YOUR OBJECTIVE
Provide a single number: the count of lines containing the string "rate".
════════════════════
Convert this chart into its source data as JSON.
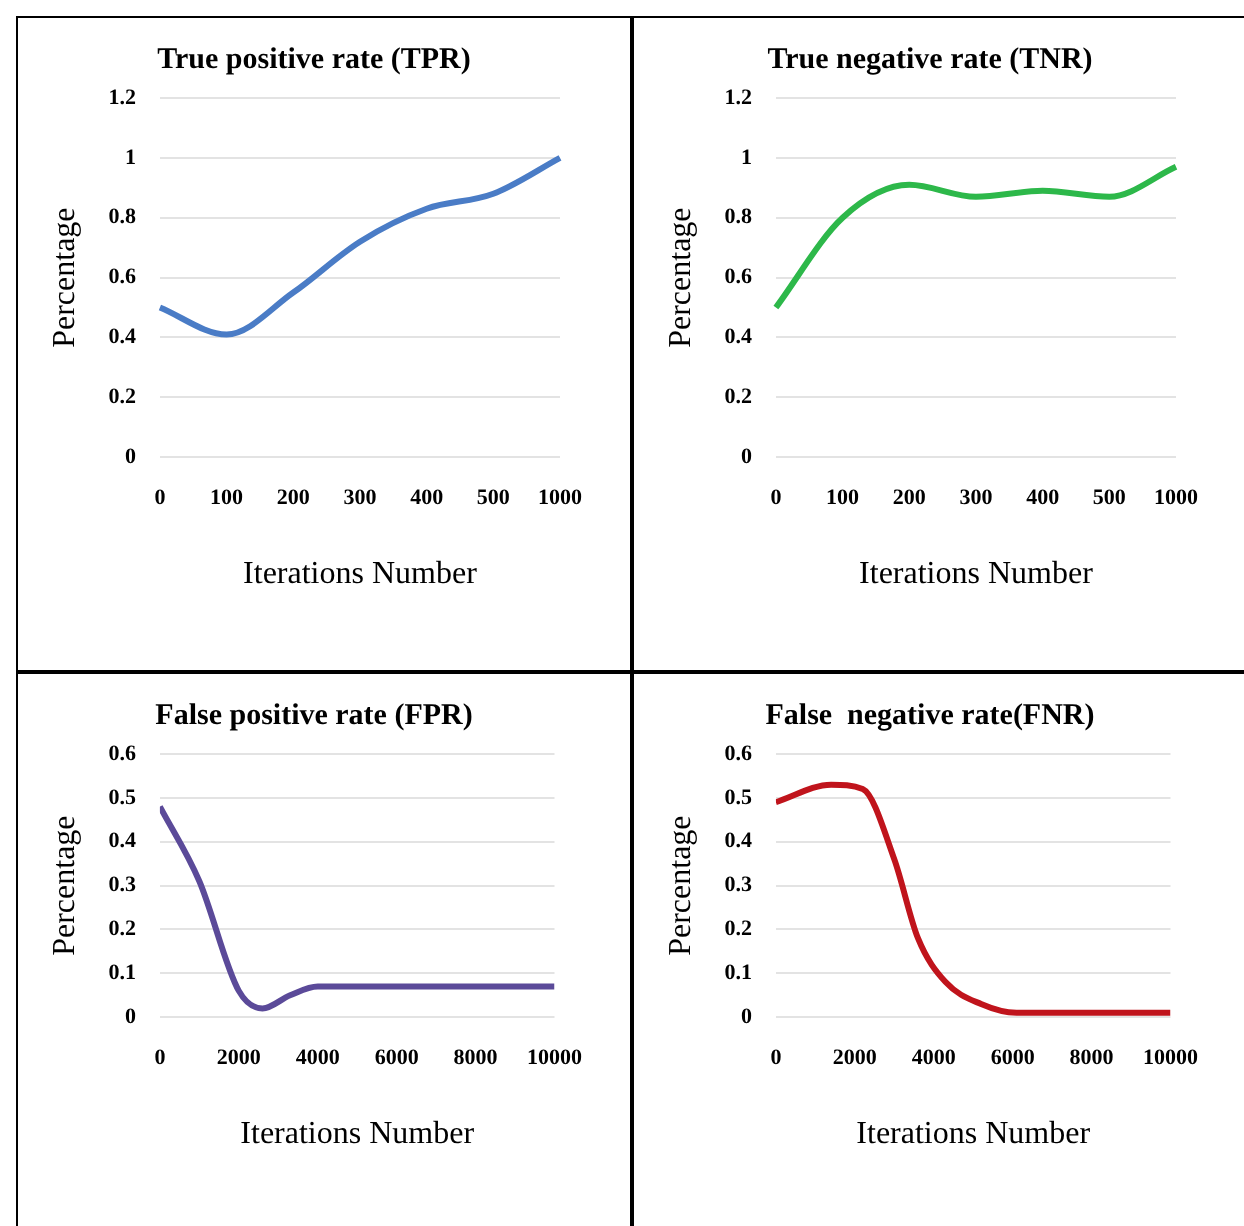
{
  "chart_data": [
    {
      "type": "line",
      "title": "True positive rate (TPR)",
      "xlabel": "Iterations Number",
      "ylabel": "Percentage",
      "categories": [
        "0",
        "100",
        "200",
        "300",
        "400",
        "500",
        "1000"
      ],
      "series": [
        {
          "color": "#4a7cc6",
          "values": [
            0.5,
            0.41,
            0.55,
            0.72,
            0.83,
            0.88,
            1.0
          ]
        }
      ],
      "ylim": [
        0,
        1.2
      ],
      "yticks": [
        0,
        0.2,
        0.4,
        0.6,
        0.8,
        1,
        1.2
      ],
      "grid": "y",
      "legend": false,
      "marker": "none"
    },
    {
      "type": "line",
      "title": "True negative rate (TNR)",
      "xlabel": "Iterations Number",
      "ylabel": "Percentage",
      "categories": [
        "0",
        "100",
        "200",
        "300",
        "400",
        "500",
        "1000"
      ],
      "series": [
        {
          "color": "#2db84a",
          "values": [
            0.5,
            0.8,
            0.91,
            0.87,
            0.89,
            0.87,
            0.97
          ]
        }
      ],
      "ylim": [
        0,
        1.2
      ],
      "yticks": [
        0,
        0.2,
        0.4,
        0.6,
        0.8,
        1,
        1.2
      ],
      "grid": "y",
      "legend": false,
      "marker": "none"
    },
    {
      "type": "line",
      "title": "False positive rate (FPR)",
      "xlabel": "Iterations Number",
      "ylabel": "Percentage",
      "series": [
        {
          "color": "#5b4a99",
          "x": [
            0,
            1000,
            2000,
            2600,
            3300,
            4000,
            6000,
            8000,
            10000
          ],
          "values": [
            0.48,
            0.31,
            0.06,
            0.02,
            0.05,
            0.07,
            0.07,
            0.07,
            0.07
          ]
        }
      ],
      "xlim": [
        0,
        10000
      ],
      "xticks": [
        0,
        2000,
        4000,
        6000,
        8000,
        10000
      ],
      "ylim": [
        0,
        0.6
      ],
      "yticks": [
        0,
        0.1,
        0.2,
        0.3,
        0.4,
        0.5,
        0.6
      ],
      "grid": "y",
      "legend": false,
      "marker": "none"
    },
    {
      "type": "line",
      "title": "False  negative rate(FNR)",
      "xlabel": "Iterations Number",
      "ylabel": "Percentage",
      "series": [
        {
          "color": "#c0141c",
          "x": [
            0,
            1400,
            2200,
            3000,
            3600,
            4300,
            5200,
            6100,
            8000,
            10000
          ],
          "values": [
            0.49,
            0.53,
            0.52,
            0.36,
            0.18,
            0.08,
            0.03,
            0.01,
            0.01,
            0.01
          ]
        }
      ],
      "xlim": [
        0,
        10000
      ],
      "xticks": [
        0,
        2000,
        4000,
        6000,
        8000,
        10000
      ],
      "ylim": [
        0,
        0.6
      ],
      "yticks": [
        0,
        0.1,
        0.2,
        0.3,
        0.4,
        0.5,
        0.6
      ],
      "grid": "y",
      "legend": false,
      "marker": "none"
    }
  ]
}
════════════════════
COMPLETE ANSWER
4